- [WHAT YOU WILL DO]
Copy the data precisely, keeping every character.
### RAW DATA
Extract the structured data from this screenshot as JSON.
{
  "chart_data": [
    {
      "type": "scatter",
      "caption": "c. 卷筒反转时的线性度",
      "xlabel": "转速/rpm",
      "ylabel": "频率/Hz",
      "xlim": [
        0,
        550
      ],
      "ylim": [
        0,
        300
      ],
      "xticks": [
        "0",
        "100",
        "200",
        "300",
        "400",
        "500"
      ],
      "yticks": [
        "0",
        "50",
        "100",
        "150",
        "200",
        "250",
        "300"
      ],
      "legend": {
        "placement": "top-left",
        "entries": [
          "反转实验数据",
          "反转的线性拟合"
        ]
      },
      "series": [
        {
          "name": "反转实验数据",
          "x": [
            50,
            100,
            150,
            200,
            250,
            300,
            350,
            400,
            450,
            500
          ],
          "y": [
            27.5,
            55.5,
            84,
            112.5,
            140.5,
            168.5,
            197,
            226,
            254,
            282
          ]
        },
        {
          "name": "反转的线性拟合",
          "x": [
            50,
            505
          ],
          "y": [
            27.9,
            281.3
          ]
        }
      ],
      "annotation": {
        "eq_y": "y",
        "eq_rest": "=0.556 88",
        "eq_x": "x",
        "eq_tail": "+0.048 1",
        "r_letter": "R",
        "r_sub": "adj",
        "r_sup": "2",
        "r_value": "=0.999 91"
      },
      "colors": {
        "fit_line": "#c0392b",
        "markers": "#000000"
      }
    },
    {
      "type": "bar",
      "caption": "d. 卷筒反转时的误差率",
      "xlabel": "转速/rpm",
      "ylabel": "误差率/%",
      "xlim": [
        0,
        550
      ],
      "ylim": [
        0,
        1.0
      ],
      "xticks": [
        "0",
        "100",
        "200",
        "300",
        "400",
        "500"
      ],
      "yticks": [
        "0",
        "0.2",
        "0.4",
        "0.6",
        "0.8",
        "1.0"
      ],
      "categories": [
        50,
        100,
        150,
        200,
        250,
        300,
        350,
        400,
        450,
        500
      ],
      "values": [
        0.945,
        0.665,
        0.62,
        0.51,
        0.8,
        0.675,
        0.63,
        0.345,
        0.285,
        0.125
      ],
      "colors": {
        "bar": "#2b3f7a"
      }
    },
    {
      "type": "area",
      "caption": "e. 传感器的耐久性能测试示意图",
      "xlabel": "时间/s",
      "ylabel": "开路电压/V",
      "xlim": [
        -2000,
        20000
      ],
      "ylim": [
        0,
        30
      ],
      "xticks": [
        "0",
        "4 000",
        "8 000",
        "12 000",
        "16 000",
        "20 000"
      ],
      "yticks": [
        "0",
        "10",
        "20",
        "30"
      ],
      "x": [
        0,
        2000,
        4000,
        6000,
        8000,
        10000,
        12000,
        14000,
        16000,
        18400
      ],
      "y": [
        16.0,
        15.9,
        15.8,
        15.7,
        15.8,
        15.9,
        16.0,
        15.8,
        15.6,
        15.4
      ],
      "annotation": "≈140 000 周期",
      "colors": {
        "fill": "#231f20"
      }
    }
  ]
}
######
- [TASK OUTPUT]
Extract the structured data from this screenshot as JSON.
{
  "chart_data": [
    {
      "type": "scatter",
      "caption": "c. 卷筒反转时的线性度",
      "xlabel": "转速/rpm",
      "ylabel": "频率/Hz",
      "xlim": [
        0,
        550
      ],
      "ylim": [
        0,
        300
      ],
      "xticks": [
        "0",
        "100",
        "200",
        "300",
        "400",
        "500"
      ],
      "yticks": [
        "0",
        "50",
        "100",
        "150",
        "200",
        "250",
        "300"
      ],
      "legend": {
        "placement": "top-left",
        "entries": [
          "反转实验数据",
          "反转的线性拟合"
        ]
      },
      "series": [
        {
          "name": "反转实验数据",
          "x": [
            50,
            100,
            150,
            200,
            250,
            300,
            350,
            400,
            450,
            500
          ],
          "y": [
            27.5,
            55.5,
            84,
            112.5,
            140.5,
            168.5,
            197,
            226,
            254,
            282
          ]
        },
        {
          "name": "反转的线性拟合",
          "x": [
            50,
            505
          ],
          "y": [
            27.9,
            281.3
          ]
        }
      ],
      "annotation": {
        "eq_y": "y",
        "eq_rest": "=0.556 88",
        "eq_x": "x",
        "eq_tail": "+0.048 1",
        "r_letter": "R",
        "r_sub": "adj",
        "r_sup": "2",
        "r_value": "=0.999 91"
      },
      "colors": {
        "fit_line": "#c0392b",
        "markers": "#000000"
      }
    },
    {
      "type": "bar",
      "caption": "d. 卷筒反转时的误差率",
      "xlabel": "转速/rpm",
      "ylabel": "误差率/%",
      "xlim": [
        0,
        550
      ],
      "ylim": [
        0,
        1.0
      ],
      "xticks": [
        "0",
        "100",
        "200",
        "300",
        "400",
        "500"
      ],
      "yticks": [
        "0",
        "0.2",
        "0.4",
        "0.6",
        "0.8",
        "1.0"
      ],
      "categories": [
        50,
        100,
        150,
        200,
        250,
        300,
        350,
        400,
        450,
        500
      ],
      "values": [
        0.945,
        0.665,
        0.62,
        0.51,
        0.8,
        0.675,
        0.63,
        0.345,
        0.285,
        0.125
      ],
      "colors": {
        "bar": "#2b3f7a"
      }
    },
    {
      "type": "area",
      "caption": "e. 传感器的耐久性能测试示意图",
      "xlabel": "时间/s",
      "ylabel": "开路电压/V",
      "xlim": [
        -2000,
        20000
      ],
      "ylim": [
        0,
        30
      ],
      "xticks": [
        "0",
        "4 000",
        "8 000",
        "12 000",
        "16 000",
        "20 000"
      ],
      "yticks": [
        "0",
        "10",
        "20",
        "30"
      ],
      "x": [
        0,
        2000,
        4000,
        6000,
        8000,
        10000,
        12000,
        14000,
        16000,
        18400
      ],
      "y": [
        16.0,
        15.9,
        15.8,
        15.7,
        15.8,
        15.9,
        16.0,
        15.8,
        15.6,
        15.4
      ],
      "annotation": "≈140 000 周期",
      "colors": {
        "fill": "#231f20"
      }
    }
  ]
}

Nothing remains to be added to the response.